[What you need to do] In the entries below, identify every line with the string "会员卡号" and copy it.

[Provided data]
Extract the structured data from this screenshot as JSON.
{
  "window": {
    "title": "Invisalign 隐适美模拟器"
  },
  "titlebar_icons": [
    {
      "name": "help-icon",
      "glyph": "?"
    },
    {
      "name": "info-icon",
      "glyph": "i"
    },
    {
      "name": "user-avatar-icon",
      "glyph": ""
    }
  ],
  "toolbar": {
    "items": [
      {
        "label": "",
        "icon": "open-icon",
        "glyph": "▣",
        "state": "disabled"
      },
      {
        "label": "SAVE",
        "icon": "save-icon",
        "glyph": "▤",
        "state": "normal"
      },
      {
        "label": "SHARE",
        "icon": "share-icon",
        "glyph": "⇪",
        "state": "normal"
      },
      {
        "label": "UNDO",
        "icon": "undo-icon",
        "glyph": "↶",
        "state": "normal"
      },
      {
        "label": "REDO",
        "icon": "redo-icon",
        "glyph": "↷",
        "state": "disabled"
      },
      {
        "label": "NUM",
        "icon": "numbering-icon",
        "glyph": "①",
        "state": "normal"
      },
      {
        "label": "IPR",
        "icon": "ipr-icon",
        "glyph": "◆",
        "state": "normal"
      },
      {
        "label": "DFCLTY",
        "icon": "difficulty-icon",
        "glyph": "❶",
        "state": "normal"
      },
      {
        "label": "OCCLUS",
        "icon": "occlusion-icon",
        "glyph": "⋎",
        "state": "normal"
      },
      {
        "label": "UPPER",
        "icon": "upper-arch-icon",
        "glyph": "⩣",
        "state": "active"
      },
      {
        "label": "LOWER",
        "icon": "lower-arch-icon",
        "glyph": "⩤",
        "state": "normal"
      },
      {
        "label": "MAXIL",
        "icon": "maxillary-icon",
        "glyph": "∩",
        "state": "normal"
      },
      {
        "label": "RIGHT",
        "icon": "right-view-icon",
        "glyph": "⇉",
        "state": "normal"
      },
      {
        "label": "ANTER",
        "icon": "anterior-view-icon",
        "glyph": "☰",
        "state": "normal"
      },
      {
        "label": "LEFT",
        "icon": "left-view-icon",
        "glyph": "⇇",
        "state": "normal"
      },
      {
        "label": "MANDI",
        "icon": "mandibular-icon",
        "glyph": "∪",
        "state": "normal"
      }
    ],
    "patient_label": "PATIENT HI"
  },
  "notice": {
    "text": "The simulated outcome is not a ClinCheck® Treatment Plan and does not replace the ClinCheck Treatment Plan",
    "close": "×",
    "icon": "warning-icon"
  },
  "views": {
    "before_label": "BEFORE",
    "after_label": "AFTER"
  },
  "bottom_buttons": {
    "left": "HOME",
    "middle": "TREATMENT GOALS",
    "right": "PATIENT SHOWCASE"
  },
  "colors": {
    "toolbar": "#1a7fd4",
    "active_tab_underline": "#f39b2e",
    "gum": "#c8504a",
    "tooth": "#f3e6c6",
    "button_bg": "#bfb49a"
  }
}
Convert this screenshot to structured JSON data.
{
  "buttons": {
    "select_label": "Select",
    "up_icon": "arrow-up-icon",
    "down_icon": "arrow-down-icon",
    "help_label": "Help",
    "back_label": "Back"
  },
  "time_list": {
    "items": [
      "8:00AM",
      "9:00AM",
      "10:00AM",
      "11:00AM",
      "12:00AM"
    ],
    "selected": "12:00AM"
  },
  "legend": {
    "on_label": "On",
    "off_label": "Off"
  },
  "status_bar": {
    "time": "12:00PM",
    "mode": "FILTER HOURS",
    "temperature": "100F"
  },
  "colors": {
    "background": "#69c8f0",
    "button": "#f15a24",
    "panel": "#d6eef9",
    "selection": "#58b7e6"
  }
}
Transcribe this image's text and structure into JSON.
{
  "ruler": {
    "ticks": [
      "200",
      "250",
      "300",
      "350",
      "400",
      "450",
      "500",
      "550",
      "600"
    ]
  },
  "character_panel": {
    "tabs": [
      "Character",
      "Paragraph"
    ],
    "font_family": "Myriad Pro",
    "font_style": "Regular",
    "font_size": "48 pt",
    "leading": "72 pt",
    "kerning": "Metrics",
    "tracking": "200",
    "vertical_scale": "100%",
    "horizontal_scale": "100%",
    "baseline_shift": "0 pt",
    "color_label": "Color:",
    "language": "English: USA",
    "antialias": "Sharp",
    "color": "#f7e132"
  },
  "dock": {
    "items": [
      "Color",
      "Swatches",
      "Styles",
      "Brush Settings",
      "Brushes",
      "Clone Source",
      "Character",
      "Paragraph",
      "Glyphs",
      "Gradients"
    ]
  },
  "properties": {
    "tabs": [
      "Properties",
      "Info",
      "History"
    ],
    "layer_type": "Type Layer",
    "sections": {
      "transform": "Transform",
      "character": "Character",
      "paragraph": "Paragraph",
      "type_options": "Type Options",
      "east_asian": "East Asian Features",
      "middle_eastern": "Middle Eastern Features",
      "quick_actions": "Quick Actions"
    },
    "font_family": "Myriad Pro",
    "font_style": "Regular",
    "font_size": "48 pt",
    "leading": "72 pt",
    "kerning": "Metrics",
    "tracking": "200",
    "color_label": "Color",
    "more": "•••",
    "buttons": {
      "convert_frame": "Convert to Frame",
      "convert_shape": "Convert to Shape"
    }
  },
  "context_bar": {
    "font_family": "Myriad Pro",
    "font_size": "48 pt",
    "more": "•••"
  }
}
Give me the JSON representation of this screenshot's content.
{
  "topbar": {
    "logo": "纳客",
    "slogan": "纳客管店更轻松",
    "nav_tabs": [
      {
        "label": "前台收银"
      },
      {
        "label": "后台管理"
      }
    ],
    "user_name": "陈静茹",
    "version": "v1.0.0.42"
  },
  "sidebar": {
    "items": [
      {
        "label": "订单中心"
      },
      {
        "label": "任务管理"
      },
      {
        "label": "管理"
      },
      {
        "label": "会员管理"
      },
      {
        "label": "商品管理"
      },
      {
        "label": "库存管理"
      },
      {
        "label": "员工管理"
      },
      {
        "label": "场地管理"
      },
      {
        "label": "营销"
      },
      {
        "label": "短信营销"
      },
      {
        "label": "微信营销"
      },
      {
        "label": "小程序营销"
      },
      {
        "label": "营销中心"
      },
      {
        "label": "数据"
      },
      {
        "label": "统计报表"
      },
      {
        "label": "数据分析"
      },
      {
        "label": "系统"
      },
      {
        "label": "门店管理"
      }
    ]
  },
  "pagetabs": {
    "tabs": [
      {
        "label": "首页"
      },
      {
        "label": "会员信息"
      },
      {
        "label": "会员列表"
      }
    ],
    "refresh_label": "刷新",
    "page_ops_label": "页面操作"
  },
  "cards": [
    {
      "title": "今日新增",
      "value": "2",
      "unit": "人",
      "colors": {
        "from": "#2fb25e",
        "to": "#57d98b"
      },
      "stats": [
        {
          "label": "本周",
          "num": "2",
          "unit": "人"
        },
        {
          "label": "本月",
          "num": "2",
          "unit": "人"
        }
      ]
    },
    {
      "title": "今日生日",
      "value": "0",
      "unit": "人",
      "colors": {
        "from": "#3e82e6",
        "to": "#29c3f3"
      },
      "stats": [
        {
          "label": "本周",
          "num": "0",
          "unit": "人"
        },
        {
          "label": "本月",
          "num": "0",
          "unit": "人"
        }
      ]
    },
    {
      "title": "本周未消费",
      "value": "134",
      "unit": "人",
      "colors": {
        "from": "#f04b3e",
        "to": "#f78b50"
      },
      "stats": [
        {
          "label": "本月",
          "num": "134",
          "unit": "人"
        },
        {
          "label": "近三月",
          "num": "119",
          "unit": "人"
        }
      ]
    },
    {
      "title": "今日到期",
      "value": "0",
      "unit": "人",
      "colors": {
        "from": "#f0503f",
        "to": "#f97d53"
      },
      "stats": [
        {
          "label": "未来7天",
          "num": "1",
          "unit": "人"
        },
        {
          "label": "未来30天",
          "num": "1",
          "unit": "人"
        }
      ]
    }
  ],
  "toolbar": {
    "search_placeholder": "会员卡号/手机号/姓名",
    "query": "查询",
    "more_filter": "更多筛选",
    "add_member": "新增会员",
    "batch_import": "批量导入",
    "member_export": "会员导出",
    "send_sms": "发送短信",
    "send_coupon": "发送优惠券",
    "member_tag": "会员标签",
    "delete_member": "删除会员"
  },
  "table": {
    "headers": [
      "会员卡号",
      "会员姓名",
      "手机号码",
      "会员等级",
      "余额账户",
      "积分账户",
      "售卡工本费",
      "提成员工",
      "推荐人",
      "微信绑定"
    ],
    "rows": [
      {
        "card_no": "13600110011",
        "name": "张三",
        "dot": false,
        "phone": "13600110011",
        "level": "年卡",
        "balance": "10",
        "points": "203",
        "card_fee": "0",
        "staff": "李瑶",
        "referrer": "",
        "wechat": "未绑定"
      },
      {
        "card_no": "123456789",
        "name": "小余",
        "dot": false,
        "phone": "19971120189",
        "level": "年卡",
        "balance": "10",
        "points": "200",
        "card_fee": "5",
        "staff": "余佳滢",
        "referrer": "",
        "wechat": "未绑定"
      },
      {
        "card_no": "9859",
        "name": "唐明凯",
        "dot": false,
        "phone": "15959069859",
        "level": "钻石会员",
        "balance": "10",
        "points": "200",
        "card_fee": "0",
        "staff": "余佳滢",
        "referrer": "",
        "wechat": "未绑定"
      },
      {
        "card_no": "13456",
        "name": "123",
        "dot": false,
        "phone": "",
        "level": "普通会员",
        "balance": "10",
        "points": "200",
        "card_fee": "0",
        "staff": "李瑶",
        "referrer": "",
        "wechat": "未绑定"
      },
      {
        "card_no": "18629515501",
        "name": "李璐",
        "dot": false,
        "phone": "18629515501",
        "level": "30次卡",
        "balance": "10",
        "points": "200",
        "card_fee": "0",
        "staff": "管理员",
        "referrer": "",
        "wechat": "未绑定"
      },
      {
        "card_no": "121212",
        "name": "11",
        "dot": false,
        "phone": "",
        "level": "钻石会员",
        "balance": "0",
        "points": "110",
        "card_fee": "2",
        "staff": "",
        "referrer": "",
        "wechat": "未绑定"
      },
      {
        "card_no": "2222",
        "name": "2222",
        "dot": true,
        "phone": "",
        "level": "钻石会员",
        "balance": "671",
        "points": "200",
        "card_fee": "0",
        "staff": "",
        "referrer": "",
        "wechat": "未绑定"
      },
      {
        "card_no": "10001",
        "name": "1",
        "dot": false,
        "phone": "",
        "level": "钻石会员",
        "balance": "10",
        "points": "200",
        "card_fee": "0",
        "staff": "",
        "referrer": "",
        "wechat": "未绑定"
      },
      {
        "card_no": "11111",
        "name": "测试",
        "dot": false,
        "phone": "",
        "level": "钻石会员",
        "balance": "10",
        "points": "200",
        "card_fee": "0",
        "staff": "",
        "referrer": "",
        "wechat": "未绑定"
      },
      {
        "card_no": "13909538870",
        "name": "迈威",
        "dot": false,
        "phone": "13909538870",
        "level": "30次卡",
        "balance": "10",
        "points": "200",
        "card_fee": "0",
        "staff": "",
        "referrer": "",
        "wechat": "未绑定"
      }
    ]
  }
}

[Problem solution]
    "search_placeholder": "会员卡号/手机号/姓名",
      "会员卡号",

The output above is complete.